# Given request
Please copy the rows below without any change, from the first line down to the line containing "880, 545, 908]", including that line.

==== Input data

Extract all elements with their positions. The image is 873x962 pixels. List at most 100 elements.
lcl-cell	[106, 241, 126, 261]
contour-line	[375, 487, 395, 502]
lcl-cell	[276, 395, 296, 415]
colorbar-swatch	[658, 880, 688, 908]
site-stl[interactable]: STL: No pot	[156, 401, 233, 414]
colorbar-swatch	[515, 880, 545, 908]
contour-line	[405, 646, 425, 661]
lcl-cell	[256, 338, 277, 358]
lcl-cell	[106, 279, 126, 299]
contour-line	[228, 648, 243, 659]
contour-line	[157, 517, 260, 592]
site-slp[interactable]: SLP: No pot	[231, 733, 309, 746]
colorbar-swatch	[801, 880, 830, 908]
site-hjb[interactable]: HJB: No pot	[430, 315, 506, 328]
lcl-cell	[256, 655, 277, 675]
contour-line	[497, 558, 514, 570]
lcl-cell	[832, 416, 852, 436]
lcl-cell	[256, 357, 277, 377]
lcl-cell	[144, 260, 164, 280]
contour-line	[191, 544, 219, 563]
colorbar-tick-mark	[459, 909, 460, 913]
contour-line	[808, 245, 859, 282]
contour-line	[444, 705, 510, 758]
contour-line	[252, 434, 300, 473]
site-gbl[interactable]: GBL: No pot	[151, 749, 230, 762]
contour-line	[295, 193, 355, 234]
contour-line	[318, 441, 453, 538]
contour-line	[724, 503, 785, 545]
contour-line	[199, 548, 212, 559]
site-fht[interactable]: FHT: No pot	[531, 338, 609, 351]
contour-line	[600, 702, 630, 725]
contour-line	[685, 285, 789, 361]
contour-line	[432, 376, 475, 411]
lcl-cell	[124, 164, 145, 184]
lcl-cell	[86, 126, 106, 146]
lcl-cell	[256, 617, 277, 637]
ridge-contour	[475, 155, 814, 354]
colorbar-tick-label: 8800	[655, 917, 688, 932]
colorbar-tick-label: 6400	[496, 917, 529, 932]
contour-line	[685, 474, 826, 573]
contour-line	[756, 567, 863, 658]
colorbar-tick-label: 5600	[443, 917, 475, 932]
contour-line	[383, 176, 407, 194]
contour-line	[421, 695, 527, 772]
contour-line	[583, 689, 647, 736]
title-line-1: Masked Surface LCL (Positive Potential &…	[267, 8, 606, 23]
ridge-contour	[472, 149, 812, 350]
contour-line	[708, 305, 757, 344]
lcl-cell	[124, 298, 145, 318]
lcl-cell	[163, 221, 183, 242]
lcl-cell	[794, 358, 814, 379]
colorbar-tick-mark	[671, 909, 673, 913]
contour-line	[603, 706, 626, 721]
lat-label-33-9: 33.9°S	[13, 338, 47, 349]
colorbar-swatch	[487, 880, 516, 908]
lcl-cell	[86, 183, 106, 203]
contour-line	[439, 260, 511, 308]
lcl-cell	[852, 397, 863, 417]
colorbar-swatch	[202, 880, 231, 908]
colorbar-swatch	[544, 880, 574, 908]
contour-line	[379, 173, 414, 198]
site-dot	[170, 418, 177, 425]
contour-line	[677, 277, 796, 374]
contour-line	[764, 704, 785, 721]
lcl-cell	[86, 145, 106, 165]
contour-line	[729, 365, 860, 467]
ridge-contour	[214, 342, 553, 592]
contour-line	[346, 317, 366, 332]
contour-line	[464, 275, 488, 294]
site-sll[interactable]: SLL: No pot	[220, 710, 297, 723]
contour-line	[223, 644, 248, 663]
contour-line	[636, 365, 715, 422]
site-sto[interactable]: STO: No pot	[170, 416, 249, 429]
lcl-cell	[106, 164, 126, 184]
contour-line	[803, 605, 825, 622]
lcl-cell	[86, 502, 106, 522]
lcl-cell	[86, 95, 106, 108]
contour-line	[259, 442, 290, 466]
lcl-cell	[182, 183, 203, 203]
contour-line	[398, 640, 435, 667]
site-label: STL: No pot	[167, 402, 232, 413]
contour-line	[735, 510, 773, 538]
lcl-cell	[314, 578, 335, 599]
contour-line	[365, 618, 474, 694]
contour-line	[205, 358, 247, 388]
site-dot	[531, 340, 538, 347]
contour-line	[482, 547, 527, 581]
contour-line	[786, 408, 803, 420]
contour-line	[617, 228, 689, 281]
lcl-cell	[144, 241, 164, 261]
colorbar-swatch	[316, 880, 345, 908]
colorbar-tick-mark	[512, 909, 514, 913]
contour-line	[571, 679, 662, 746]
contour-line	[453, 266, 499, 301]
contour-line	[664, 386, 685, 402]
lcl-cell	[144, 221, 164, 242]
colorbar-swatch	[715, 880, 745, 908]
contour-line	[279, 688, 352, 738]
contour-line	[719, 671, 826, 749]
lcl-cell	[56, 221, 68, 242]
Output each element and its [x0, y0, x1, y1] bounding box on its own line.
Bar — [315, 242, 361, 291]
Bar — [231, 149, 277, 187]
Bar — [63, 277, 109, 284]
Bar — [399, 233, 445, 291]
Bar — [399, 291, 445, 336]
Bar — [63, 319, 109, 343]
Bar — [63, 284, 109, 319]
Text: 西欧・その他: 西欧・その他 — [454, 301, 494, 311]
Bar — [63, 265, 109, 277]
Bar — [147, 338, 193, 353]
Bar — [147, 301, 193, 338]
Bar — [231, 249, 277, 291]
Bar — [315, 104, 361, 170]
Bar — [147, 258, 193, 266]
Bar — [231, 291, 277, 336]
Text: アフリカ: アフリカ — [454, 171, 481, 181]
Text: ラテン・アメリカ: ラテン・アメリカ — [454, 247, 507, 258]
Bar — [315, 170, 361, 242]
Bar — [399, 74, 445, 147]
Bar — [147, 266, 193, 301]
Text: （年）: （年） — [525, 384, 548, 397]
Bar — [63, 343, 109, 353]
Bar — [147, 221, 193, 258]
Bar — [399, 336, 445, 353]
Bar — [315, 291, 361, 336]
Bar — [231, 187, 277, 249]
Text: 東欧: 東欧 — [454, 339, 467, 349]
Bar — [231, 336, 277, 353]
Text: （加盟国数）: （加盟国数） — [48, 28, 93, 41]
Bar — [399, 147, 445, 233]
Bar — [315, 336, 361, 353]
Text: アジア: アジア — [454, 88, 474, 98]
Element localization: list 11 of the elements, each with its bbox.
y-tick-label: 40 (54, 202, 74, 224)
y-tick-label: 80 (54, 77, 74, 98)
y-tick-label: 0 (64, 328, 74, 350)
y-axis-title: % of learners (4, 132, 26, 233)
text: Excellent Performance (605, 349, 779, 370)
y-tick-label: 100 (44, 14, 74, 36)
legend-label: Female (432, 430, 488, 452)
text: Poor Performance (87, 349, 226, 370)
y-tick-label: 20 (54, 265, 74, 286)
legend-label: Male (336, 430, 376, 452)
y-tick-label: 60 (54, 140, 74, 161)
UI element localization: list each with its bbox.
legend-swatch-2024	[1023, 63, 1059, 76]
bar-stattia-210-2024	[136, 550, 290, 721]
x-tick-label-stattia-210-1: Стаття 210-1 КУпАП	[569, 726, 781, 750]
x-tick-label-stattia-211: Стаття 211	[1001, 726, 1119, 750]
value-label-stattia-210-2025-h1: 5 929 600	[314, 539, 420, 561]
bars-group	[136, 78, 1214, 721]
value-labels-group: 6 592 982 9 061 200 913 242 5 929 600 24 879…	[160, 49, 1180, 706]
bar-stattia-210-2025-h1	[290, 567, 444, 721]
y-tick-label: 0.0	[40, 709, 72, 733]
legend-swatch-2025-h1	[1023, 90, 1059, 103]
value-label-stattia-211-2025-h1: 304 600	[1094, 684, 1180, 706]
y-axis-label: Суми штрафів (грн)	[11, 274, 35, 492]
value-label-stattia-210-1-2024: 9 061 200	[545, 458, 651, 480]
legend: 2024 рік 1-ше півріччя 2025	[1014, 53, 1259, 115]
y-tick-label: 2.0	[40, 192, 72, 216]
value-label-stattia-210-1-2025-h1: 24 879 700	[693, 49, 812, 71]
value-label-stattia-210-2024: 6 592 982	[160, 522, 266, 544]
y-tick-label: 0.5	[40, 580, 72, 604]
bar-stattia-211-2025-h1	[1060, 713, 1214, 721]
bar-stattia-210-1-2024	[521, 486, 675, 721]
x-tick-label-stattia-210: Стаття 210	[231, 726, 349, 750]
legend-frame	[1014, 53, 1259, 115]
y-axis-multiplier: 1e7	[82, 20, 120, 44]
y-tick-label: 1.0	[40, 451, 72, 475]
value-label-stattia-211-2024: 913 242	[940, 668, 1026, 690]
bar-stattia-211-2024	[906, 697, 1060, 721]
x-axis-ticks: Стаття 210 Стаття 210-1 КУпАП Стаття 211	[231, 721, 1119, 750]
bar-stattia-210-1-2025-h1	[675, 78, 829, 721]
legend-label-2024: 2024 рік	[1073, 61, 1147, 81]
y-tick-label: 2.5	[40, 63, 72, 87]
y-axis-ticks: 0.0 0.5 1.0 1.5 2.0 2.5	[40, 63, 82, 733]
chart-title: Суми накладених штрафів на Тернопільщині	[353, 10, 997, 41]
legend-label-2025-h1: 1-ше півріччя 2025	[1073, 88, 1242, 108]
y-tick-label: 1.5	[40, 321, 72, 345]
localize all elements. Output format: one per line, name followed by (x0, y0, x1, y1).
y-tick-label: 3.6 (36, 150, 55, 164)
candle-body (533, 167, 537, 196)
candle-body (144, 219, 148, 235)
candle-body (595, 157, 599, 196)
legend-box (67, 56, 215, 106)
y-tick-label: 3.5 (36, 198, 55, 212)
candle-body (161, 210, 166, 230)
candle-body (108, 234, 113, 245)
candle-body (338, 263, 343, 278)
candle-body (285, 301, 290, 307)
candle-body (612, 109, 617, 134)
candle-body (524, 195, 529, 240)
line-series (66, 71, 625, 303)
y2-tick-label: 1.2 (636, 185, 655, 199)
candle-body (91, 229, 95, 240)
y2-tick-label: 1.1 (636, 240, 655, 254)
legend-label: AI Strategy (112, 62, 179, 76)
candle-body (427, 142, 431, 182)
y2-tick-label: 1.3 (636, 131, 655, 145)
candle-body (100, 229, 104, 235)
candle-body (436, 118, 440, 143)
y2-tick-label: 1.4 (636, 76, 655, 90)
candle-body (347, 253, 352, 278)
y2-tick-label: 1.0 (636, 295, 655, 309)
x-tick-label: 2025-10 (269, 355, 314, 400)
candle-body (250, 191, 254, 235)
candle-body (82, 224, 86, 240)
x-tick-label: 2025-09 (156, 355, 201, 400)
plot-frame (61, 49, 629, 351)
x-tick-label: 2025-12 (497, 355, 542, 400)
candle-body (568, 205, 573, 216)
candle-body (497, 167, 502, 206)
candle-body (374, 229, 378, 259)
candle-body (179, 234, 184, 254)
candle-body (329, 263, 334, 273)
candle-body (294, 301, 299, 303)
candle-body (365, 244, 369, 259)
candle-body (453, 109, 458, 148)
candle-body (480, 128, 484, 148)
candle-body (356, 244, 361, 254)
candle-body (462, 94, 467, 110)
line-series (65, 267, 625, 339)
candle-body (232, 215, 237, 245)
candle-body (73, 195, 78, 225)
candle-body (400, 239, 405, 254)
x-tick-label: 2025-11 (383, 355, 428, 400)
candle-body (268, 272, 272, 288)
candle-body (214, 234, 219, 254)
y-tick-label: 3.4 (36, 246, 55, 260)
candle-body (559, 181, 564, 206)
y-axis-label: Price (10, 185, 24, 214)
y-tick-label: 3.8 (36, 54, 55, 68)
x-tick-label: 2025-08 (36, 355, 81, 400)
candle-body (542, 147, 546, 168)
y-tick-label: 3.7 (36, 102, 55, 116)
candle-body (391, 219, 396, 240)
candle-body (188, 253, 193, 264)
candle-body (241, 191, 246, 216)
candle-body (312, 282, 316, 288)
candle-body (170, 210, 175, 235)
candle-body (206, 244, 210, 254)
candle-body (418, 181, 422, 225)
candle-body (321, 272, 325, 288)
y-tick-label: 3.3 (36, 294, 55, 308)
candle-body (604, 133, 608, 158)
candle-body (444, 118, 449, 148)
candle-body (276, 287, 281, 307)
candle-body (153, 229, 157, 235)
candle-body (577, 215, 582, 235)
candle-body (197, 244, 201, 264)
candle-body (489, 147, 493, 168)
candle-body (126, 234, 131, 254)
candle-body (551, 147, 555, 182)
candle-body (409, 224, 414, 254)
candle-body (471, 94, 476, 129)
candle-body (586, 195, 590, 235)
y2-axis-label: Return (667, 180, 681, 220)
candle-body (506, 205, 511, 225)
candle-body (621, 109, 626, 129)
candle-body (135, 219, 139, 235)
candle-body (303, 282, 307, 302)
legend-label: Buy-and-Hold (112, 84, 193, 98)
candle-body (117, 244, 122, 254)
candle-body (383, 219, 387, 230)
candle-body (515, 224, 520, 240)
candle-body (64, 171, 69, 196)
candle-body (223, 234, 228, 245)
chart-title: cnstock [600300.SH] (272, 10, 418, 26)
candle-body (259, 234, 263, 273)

========

# Complete answer
Extract all elements with their positions. The image is 873x962 pixels. List at most 100 elements.
lcl-cell	[106, 241, 126, 261]
contour-line	[375, 487, 395, 502]
lcl-cell	[276, 395, 296, 415]
colorbar-swatch	[658, 880, 688, 908]
site-stl[interactable]: STL: No pot	[156, 401, 233, 414]
colorbar-swatch	[515, 880, 545, 908]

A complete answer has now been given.